▸ **Direction**
Each line containing the word "dashed" must be reported.

▸ **Given information**
============

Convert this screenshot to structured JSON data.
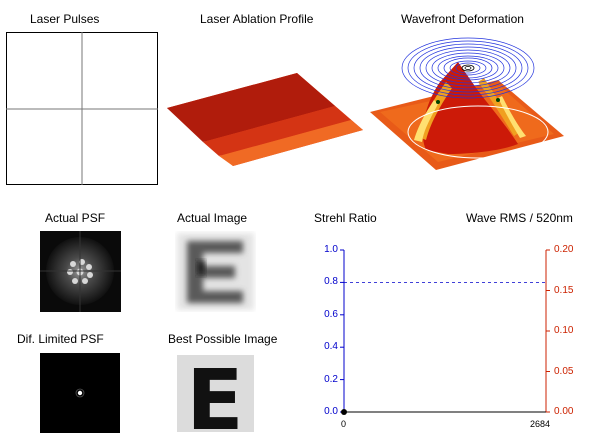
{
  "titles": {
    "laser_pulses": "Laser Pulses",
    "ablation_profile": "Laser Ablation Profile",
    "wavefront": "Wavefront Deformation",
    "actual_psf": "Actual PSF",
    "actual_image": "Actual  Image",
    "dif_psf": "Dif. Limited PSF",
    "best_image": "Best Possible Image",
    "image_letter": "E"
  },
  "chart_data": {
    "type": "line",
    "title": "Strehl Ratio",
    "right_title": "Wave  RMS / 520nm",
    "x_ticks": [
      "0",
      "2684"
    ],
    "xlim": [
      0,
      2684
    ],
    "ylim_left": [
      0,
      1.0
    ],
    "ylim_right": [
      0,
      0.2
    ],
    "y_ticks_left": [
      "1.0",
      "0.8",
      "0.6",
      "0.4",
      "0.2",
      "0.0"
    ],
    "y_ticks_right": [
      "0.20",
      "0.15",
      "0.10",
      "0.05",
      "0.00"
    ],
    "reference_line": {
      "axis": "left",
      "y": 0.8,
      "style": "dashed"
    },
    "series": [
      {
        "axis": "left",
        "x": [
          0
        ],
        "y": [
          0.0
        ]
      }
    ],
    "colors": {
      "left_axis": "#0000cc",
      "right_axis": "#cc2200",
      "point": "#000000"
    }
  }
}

============

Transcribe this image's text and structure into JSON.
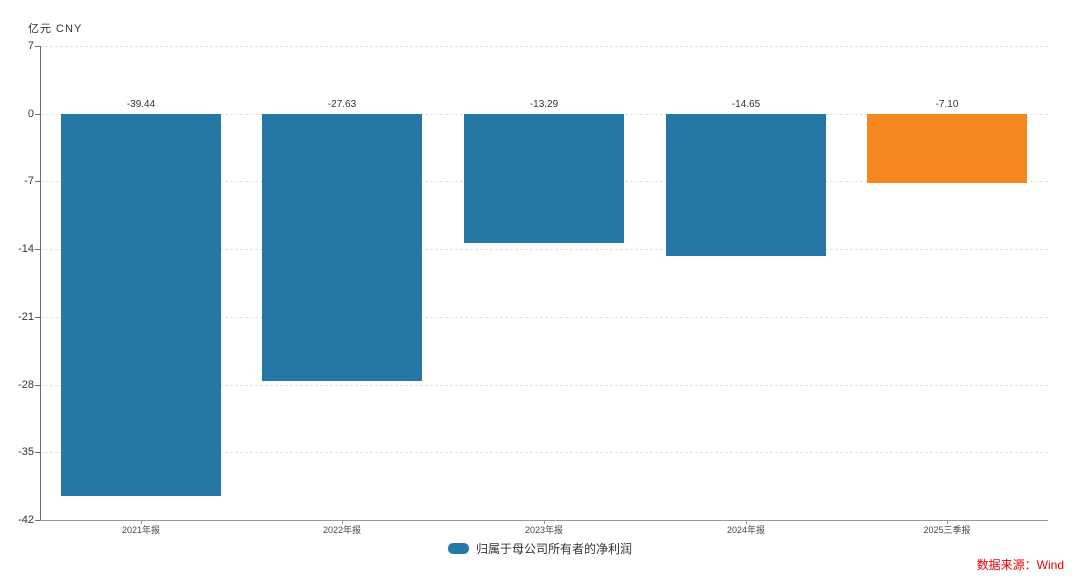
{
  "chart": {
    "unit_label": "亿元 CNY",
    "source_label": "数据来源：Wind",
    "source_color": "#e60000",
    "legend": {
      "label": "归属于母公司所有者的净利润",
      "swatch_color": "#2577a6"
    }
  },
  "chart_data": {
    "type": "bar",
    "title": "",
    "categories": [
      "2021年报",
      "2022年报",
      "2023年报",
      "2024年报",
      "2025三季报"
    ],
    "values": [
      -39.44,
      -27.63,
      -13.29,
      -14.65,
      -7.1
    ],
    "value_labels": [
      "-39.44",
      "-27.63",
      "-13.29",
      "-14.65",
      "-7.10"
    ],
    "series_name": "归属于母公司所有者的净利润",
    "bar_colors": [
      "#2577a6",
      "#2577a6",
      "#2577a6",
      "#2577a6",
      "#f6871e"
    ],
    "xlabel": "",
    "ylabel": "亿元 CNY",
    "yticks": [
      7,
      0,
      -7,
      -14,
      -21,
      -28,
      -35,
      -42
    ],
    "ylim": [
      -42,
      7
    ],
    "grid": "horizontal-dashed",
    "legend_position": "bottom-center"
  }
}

============

▸ **Answer to the task**
      "style": "dashed"
    "grid": "horizontal-dashed",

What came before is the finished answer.